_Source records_
>>>>
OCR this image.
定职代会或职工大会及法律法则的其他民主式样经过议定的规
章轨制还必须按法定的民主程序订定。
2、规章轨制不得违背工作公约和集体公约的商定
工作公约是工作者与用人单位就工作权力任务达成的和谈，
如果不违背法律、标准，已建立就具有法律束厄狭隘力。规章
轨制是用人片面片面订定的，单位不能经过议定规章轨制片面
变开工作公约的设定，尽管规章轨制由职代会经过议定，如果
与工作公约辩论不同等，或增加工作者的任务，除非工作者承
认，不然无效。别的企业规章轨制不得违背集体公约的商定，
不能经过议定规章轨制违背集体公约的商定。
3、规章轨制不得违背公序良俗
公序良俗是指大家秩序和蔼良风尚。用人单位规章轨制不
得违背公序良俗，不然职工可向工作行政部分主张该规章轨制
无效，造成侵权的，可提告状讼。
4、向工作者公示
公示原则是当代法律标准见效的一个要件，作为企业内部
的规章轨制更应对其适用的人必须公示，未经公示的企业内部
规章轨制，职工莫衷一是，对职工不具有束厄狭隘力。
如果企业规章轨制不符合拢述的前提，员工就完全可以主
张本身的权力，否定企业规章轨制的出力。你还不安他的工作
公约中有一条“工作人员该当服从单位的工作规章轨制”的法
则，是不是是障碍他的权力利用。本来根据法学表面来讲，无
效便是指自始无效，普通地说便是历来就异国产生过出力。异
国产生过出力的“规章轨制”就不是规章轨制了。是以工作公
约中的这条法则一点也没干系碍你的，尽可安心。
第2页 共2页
<<<<
_REQUIREMENT_
Reproduce each entry from the records above, character for character.

_CORRECT RESPONSE_
OCR this image.
定职代会或职工大会及法律法则的其他民主式样经过议定的规
章轨制还必须按法定的民主程序订定。
2、规章轨制不得违背工作公约和集体公约的商定
工作公约是工作者与用人单位就工作权力任务达成的和谈，
如果不违背法律、标准，已建立就具有法律束厄狭隘力。规章
轨制是用人片面片面订定的，单位不能经过议定规章轨制片面
变开工作公约的设定，尽管规章轨制由职代会经过议定，如果
与工作公约辩论不同等，或增加工作者的任务，除非工作者承
认，不然无效。别的企业规章轨制不得违背集体公约的商定，
不能经过议定规章轨制违背集体公约的商定。
3、规章轨制不得违背公序良俗
公序良俗是指大家秩序和蔼良风尚。用人单位规章轨制不
得违背公序良俗，不然职工可向工作行政部分主张该规章轨制
无效，造成侵权的，可提告状讼。
4、向工作者公示
公示原则是当代法律标准见效的一个要件，作为企业内部
的规章轨制更应对其适用的人必须公示，未经公示的企业内部
规章轨制，职工莫衷一是，对职工不具有束厄狭隘力。
如果企业规章轨制不符合拢述的前提，员工就完全可以主
张本身的权力，否定企业规章轨制的出力。你还不安他的工作
公约中有一条“工作人员该当服从单位的工作规章轨制”的法
则，是不是是障碍他的权力利用。本来根据法学表面来讲，无
效便是指自始无效，普通地说便是历来就异国产生过出力。异
国产生过出力的“规章轨制”就不是规章轨制了。是以工作公
约中的这条法则一点也没干系碍你的，尽可安心。
第2页 共2页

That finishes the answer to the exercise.